━━━ Raw data ━━━
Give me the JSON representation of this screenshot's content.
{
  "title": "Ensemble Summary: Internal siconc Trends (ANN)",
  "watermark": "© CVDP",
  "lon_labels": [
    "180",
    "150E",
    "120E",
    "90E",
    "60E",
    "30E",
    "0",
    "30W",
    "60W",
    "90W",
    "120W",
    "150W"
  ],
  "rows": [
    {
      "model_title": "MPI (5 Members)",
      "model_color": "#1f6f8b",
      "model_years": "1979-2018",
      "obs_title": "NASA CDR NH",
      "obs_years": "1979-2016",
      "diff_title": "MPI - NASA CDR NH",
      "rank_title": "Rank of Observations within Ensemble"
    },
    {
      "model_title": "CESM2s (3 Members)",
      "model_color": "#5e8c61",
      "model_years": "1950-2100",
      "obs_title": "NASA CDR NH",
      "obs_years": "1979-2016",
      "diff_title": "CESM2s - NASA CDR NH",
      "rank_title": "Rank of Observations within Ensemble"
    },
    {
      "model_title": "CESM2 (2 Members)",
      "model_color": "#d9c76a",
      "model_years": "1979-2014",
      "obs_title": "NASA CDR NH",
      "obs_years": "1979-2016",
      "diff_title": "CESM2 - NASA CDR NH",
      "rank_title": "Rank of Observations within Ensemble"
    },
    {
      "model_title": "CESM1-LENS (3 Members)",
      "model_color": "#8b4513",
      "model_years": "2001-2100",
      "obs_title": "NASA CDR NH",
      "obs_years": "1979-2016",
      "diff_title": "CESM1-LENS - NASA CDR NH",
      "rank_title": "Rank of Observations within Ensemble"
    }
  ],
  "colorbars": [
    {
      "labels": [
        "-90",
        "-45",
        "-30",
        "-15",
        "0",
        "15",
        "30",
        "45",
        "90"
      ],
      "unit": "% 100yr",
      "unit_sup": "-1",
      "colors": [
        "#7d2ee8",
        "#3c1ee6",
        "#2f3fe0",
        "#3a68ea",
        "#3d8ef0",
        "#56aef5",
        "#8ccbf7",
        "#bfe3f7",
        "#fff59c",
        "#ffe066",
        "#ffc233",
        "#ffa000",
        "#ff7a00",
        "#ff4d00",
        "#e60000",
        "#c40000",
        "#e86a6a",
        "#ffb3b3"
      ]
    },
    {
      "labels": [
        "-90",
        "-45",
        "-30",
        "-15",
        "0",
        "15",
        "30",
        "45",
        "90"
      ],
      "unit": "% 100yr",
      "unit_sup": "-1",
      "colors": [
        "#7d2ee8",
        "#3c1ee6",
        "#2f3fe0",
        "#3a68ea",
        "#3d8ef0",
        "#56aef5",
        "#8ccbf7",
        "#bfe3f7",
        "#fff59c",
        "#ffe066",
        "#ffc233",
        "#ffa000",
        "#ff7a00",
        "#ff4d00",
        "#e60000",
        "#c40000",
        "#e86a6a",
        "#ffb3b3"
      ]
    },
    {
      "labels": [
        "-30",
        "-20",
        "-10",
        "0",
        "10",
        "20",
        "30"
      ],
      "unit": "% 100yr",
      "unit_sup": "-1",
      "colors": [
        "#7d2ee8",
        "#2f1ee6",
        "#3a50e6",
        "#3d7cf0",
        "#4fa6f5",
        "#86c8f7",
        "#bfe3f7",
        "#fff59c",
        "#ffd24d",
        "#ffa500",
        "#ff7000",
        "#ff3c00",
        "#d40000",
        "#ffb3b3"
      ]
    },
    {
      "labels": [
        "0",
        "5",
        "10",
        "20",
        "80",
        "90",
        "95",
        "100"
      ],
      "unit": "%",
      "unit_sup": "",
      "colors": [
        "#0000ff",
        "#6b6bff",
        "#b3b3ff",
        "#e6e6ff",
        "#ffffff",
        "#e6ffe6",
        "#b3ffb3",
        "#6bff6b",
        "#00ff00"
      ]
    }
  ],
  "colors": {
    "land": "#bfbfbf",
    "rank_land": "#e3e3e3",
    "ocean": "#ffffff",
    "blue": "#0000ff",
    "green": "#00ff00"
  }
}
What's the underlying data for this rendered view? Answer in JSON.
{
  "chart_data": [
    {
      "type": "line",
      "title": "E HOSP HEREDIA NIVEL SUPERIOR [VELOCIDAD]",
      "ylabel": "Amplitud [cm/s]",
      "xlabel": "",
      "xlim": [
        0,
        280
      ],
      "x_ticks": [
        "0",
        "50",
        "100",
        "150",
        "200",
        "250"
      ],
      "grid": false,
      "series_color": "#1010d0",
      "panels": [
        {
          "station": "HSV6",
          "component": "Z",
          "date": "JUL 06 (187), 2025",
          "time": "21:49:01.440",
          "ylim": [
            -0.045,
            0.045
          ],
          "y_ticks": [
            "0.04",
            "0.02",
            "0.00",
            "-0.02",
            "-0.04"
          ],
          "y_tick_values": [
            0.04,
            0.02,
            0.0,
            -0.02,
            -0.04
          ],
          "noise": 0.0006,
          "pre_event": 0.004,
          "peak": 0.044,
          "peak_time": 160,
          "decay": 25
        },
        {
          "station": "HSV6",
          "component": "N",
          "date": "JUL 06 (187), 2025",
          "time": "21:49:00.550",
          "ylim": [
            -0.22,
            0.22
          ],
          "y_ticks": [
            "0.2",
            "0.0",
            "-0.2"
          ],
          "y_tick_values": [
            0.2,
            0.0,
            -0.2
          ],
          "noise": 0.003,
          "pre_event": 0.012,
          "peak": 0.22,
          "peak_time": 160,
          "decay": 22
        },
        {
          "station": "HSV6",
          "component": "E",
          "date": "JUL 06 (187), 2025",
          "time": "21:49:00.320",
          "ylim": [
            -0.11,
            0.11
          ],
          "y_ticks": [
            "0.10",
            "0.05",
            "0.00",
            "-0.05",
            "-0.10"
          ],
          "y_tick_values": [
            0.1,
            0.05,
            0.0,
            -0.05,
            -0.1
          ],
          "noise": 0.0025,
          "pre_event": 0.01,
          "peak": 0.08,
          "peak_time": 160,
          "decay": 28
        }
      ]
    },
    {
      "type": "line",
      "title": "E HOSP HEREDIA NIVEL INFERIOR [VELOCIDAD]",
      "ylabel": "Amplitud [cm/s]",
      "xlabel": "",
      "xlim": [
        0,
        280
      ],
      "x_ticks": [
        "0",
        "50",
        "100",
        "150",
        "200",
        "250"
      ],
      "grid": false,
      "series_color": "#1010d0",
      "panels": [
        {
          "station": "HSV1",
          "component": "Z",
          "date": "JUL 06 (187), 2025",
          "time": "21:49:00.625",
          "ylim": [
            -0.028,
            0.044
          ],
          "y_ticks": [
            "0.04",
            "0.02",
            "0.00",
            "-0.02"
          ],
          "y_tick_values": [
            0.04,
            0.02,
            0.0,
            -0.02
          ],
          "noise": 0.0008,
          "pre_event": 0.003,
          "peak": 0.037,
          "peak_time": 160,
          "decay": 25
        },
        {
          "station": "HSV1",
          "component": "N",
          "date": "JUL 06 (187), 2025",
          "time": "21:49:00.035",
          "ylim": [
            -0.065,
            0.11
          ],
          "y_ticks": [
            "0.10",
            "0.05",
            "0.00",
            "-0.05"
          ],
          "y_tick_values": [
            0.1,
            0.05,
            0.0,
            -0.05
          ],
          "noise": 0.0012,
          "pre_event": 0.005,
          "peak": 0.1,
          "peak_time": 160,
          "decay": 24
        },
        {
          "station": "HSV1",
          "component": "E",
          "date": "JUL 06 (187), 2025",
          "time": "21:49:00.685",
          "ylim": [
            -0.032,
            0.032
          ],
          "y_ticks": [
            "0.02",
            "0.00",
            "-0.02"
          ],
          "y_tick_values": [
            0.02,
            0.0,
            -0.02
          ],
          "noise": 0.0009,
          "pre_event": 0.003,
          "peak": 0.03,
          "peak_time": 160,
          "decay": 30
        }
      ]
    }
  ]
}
━━━
> Requirement:
The whole listing above needs to be written out again exactly.

> Solution:
Give me the JSON representation of this screenshot's content.
{
  "title": "Ensemble Summary: Internal siconc Trends (ANN)",
  "watermark": "© CVDP",
  "lon_labels": [
    "180",
    "150E",
    "120E",
    "90E",
    "60E",
    "30E",
    "0",
    "30W",
    "60W",
    "90W",
    "120W",
    "150W"
  ],
  "rows": [
    {
      "model_title": "MPI (5 Members)",
      "model_color": "#1f6f8b",
      "model_years": "1979-2018",
      "obs_title": "NASA CDR NH",
      "obs_years": "1979-2016",
      "diff_title": "MPI - NASA CDR NH",
      "rank_title": "Rank of Observations within Ensemble"
    },
    {
      "model_title": "CESM2s (3 Members)",
      "model_color": "#5e8c61",
      "model_years": "1950-2100",
      "obs_title": "NASA CDR NH",
      "obs_years": "1979-2016",
      "diff_title": "CESM2s - NASA CDR NH",
      "rank_title": "Rank of Observations within Ensemble"
    },
    {
      "model_title": "CESM2 (2 Members)",
      "model_color": "#d9c76a",
      "model_years": "1979-2014",
      "obs_title": "NASA CDR NH",
      "obs_years": "1979-2016",
      "diff_title": "CESM2 - NASA CDR NH",
      "rank_title": "Rank of Observations within Ensemble"
    },
    {
      "model_title": "CESM1-LENS (3 Members)",
      "model_color": "#8b4513",
      "model_years": "2001-2100",
      "obs_title": "NASA CDR NH",
      "obs_years": "1979-2016",
      "diff_title": "CESM1-LENS - NASA CDR NH",
      "rank_title": "Rank of Observations within Ensemble"
    }
  ],
  "colorbars": [
    {
      "labels": [
        "-90",
        "-45",
        "-30",
        "-15",
        "0",
        "15",
        "30",
        "45",
        "90"
      ],
      "unit": "% 100yr",
      "unit_sup": "-1",
      "colors": [
        "#7d2ee8",
        "#3c1ee6",
        "#2f3fe0",
        "#3a68ea",
        "#3d8ef0",
        "#56aef5",
        "#8ccbf7",
        "#bfe3f7",
        "#fff59c",
        "#ffe066",
        "#ffc233",
        "#ffa000",
        "#ff7a00",
        "#ff4d00",
        "#e60000",
        "#c40000",
        "#e86a6a",
        "#ffb3b3"
      ]
    },
    {
      "labels": [
        "-90",
        "-45",
        "-30",
        "-15",
        "0",
        "15",
        "30",
        "45",
        "90"
      ],
      "unit": "% 100yr",
      "unit_sup": "-1",
      "colors": [
        "#7d2ee8",
        "#3c1ee6",
        "#2f3fe0",
        "#3a68ea",
        "#3d8ef0",
        "#56aef5",
        "#8ccbf7",
        "#bfe3f7",
        "#fff59c",
        "#ffe066",
        "#ffc233",
        "#ffa000",
        "#ff7a00",
        "#ff4d00",
        "#e60000",
        "#c40000",
        "#e86a6a",
        "#ffb3b3"
      ]
    },
    {
      "labels": [
        "-30",
        "-20",
        "-10",
        "0",
        "10",
        "20",
        "30"
      ],
      "unit": "% 100yr",
      "unit_sup": "-1",
      "colors": [
        "#7d2ee8",
        "#2f1ee6",
        "#3a50e6",
        "#3d7cf0",
        "#4fa6f5",
        "#86c8f7",
        "#bfe3f7",
        "#fff59c",
        "#ffd24d",
        "#ffa500",
        "#ff7000",
        "#ff3c00",
        "#d40000",
        "#ffb3b3"
      ]
    },
    {
      "labels": [
        "0",
        "5",
        "10",
        "20",
        "80",
        "90",
        "95",
        "100"
      ],
      "unit": "%",
      "unit_sup": "",
      "colors": [
        "#0000ff",
        "#6b6bff",
        "#b3b3ff",
        "#e6e6ff",
        "#ffffff",
        "#e6ffe6",
        "#b3ffb3",
        "#6bff6b",
        "#00ff00"
      ]
    }
  ],
  "colors": {
    "land": "#bfbfbf",
    "rank_land": "#e3e3e3",
    "ocean": "#ffffff",
    "blue": "#0000ff",
    "green": "#00ff00"
  }
}
What's the underlying data for this rendered view? Answer in JSON.
{
  "chart_data": [
    {
      "type": "line",
      "title": "E HOSP HEREDIA NIVEL SUPERIOR [VELOCIDAD]",
      "ylabel": "Amplitud [cm/s]",
      "xlabel": "",
      "xlim": [
        0,
        280
      ],
      "x_ticks": [
        "0",
        "50",
        "100",
        "150",
        "200",
        "250"
      ],
      "grid": false,
      "series_color": "#1010d0",
      "panels": [
        {
          "station": "HSV6",
          "component": "Z",
          "date": "JUL 06 (187), 2025",
          "time": "21:49:01.440",
          "ylim": [
            -0.045,
            0.045
          ],
          "y_ticks": [
            "0.04",
            "0.02",
            "0.00",
            "-0.02",
            "-0.04"
          ],
          "y_tick_values": [
            0.04,
            0.02,
            0.0,
            -0.02,
            -0.04
          ],
          "noise": 0.0006,
          "pre_event": 0.004,
          "peak": 0.044,
          "peak_time": 160,
          "decay": 25
        },
        {
          "station": "HSV6",
          "component": "N",
          "date": "JUL 06 (187), 2025",
          "time": "21:49:00.550",
          "ylim": [
            -0.22,
            0.22
          ],
          "y_ticks": [
            "0.2",
            "0.0",
            "-0.2"
          ],
          "y_tick_values": [
            0.2,
            0.0,
            -0.2
          ],
          "noise": 0.003,
          "pre_event": 0.012,
          "peak": 0.22,
          "peak_time": 160,
          "decay": 22
        },
        {
          "station": "HSV6",
          "component": "E",
          "date": "JUL 06 (187), 2025",
          "time": "21:49:00.320",
          "ylim": [
            -0.11,
            0.11
          ],
          "y_ticks": [
            "0.10",
            "0.05",
            "0.00",
            "-0.05",
            "-0.10"
          ],
          "y_tick_values": [
            0.1,
            0.05,
            0.0,
            -0.05,
            -0.1
          ],
          "noise": 0.0025,
          "pre_event": 0.01,
          "peak": 0.08,
          "peak_time": 160,
          "decay": 28
        }
      ]
    },
    {
      "type": "line",
      "title": "E HOSP HEREDIA NIVEL INFERIOR [VELOCIDAD]",
      "ylabel": "Amplitud [cm/s]",
      "xlabel": "",
      "xlim": [
        0,
        280
      ],
      "x_ticks": [
        "0",
        "50",
        "100",
        "150",
        "200",
        "250"
      ],
      "grid": false,
      "series_color": "#1010d0",
      "panels": [
        {
          "station": "HSV1",
          "component": "Z",
          "date": "JUL 06 (187), 2025",
          "time": "21:49:00.625",
          "ylim": [
            -0.028,
            0.044
          ],
          "y_ticks": [
            "0.04",
            "0.02",
            "0.00",
            "-0.02"
          ],
          "y_tick_values": [
            0.04,
            0.02,
            0.0,
            -0.02
          ],
          "noise": 0.0008,
          "pre_event": 0.003,
          "peak": 0.037,
          "peak_time": 160,
          "decay": 25
        },
        {
          "station": "HSV1",
          "component": "N",
          "date": "JUL 06 (187), 2025",
          "time": "21:49:00.035",
          "ylim": [
            -0.065,
            0.11
          ],
          "y_ticks": [
            "0.10",
            "0.05",
            "0.00",
            "-0.05"
          ],
          "y_tick_values": [
            0.1,
            0.05,
            0.0,
            -0.05
          ],
          "noise": 0.0012,
          "pre_event": 0.005,
          "peak": 0.1,
          "peak_time": 160,
          "decay": 24
        },
        {
          "station": "HSV1",
          "component": "E",
          "date": "JUL 06 (187), 2025",
          "time": "21:49:00.685",
          "ylim": [
            -0.032,
            0.032
          ],
          "y_ticks": [
            "0.02",
            "0.00",
            "-0.02"
          ],
          "y_tick_values": [
            0.02,
            0.0,
            -0.02
          ],
          "noise": 0.0009,
          "pre_event": 0.003,
          "peak": 0.03,
          "peak_time": 160,
          "decay": 30
        }
      ]
    }
  ]
}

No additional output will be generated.